Direction: Transcribe each line exactly.
[Start of Records for the exercise]
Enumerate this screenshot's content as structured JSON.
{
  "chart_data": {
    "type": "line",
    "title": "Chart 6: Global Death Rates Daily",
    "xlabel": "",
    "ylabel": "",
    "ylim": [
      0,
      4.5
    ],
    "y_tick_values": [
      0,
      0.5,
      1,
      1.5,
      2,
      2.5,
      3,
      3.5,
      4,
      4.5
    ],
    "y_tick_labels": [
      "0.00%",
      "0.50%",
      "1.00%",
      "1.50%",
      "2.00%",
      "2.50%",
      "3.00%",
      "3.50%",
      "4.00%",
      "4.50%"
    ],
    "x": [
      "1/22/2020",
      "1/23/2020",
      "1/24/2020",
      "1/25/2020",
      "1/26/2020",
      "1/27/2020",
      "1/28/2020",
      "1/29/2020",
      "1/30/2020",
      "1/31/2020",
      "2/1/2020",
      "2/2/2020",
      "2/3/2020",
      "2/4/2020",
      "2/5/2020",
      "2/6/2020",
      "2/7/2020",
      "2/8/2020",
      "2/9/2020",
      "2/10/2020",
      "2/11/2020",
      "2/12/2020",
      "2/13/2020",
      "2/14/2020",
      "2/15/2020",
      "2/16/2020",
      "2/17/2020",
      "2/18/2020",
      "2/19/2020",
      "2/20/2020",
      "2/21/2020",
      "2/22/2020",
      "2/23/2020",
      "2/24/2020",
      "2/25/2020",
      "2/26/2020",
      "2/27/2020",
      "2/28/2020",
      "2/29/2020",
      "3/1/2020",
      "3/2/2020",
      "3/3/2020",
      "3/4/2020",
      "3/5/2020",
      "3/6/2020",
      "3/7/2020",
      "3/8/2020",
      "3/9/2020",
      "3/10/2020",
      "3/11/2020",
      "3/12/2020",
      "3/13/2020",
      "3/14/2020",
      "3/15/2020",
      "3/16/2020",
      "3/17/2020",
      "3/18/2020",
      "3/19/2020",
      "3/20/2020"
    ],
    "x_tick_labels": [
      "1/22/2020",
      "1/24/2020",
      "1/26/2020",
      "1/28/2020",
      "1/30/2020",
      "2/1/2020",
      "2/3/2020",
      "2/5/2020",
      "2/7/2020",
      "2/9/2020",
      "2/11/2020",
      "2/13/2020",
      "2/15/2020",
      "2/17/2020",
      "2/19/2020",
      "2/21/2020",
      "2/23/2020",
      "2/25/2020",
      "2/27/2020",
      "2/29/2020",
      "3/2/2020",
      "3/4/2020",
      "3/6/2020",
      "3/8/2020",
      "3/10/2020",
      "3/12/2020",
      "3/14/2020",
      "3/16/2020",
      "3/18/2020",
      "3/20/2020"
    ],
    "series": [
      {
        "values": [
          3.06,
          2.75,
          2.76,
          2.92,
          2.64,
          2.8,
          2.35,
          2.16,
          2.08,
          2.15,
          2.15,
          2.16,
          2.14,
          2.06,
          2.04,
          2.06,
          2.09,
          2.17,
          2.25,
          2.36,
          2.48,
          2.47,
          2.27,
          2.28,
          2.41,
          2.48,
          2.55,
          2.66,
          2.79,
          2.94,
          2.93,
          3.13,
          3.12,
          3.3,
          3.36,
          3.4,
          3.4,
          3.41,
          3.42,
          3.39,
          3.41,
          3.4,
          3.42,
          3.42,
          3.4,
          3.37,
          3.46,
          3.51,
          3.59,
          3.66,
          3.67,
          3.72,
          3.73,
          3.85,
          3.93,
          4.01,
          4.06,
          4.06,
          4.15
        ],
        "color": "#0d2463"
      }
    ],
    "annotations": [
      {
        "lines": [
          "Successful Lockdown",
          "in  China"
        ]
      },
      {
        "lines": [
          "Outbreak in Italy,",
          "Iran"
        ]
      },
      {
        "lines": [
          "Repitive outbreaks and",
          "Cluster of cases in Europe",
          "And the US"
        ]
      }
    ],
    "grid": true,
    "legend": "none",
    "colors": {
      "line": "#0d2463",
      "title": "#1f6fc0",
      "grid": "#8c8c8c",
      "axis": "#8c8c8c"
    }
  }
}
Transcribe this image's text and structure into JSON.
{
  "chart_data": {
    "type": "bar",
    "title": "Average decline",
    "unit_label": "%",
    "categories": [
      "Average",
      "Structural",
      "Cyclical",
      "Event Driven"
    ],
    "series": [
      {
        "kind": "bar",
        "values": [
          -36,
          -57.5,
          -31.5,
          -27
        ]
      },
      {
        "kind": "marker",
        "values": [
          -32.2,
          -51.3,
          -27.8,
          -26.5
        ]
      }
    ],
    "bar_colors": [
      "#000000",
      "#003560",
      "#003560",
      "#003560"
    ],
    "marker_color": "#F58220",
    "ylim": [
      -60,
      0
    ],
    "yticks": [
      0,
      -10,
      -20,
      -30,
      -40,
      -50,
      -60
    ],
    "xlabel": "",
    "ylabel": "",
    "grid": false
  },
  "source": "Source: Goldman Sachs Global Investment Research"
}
[End of Records for the exercise]
Task result:
Enumerate this screenshot's content as structured JSON.
{
  "chart_data": {
    "type": "line",
    "title": "Chart 6: Global Death Rates Daily",
    "xlabel": "",
    "ylabel": "",
    "ylim": [
      0,
      4.5
    ],
    "y_tick_values": [
      0,
      0.5,
      1,
      1.5,
      2,
      2.5,
      3,
      3.5,
      4,
      4.5
    ],
    "y_tick_labels": [
      "0.00%",
      "0.50%",
      "1.00%",
      "1.50%",
      "2.00%",
      "2.50%",
      "3.00%",
      "3.50%",
      "4.00%",
      "4.50%"
    ],
    "x": [
      "1/22/2020",
      "1/23/2020",
      "1/24/2020",
      "1/25/2020",
      "1/26/2020",
      "1/27/2020",
      "1/28/2020",
      "1/29/2020",
      "1/30/2020",
      "1/31/2020",
      "2/1/2020",
      "2/2/2020",
      "2/3/2020",
      "2/4/2020",
      "2/5/2020",
      "2/6/2020",
      "2/7/2020",
      "2/8/2020",
      "2/9/2020",
      "2/10/2020",
      "2/11/2020",
      "2/12/2020",
      "2/13/2020",
      "2/14/2020",
      "2/15/2020",
      "2/16/2020",
      "2/17/2020",
      "2/18/2020",
      "2/19/2020",
      "2/20/2020",
      "2/21/2020",
      "2/22/2020",
      "2/23/2020",
      "2/24/2020",
      "2/25/2020",
      "2/26/2020",
      "2/27/2020",
      "2/28/2020",
      "2/29/2020",
      "3/1/2020",
      "3/2/2020",
      "3/3/2020",
      "3/4/2020",
      "3/5/2020",
      "3/6/2020",
      "3/7/2020",
      "3/8/2020",
      "3/9/2020",
      "3/10/2020",
      "3/11/2020",
      "3/12/2020",
      "3/13/2020",
      "3/14/2020",
      "3/15/2020",
      "3/16/2020",
      "3/17/2020",
      "3/18/2020",
      "3/19/2020",
      "3/20/2020"
    ],
    "x_tick_labels": [
      "1/22/2020",
      "1/24/2020",
      "1/26/2020",
      "1/28/2020",
      "1/30/2020",
      "2/1/2020",
      "2/3/2020",
      "2/5/2020",
      "2/7/2020",
      "2/9/2020",
      "2/11/2020",
      "2/13/2020",
      "2/15/2020",
      "2/17/2020",
      "2/19/2020",
      "2/21/2020",
      "2/23/2020",
      "2/25/2020",
      "2/27/2020",
      "2/29/2020",
      "3/2/2020",
      "3/4/2020",
      "3/6/2020",
      "3/8/2020",
      "3/10/2020",
      "3/12/2020",
      "3/14/2020",
      "3/16/2020",
      "3/18/2020",
      "3/20/2020"
    ],
    "series": [
      {
        "values": [
          3.06,
          2.75,
          2.76,
          2.92,
          2.64,
          2.8,
          2.35,
          2.16,
          2.08,
          2.15,
          2.15,
          2.16,
          2.14,
          2.06,
          2.04,
          2.06,
          2.09,
          2.17,
          2.25,
          2.36,
          2.48,
          2.47,
          2.27,
          2.28,
          2.41,
          2.48,
          2.55,
          2.66,
          2.79,
          2.94,
          2.93,
          3.13,
          3.12,
          3.3,
          3.36,
          3.4,
          3.4,
          3.41,
          3.42,
          3.39,
          3.41,
          3.4,
          3.42,
          3.42,
          3.4,
          3.37,
          3.46,
          3.51,
          3.59,
          3.66,
          3.67,
          3.72,
          3.73,
          3.85,
          3.93,
          4.01,
          4.06,
          4.06,
          4.15
        ],
        "color": "#0d2463"
      }
    ],
    "annotations": [
      {
        "lines": [
          "Successful Lockdown",
          "in  China"
        ]
      },
      {
        "lines": [
          "Outbreak in Italy,",
          "Iran"
        ]
      },
      {
        "lines": [
          "Repitive outbreaks and",
          "Cluster of cases in Europe",
          "And the US"
        ]
      }
    ],
    "grid": true,
    "legend": "none",
    "colors": {
      "line": "#0d2463",
      "title": "#1f6fc0",
      "grid": "#8c8c8c",
      "axis": "#8c8c8c"
    }
  }
}
Transcribe this image's text and structure into JSON.
{
  "chart_data": {
    "type": "bar",
    "title": "Average decline",
    "unit_label": "%",
    "categories": [
      "Average",
      "Structural",
      "Cyclical",
      "Event Driven"
    ],
    "series": [
      {
        "kind": "bar",
        "values": [
          -36,
          -57.5,
          -31.5,
          -27
        ]
      },
      {
        "kind": "marker",
        "values": [
          -32.2,
          -51.3,
          -27.8,
          -26.5
        ]
      }
    ],
    "bar_colors": [
      "#000000",
      "#003560",
      "#003560",
      "#003560"
    ],
    "marker_color": "#F58220",
    "ylim": [
      -60,
      0
    ],
    "yticks": [
      0,
      -10,
      -20,
      -30,
      -40,
      -50,
      -60
    ],
    "xlabel": "",
    "ylabel": "",
    "grid": false
  },
  "source": "Source: Goldman Sachs Global Investment Research"
}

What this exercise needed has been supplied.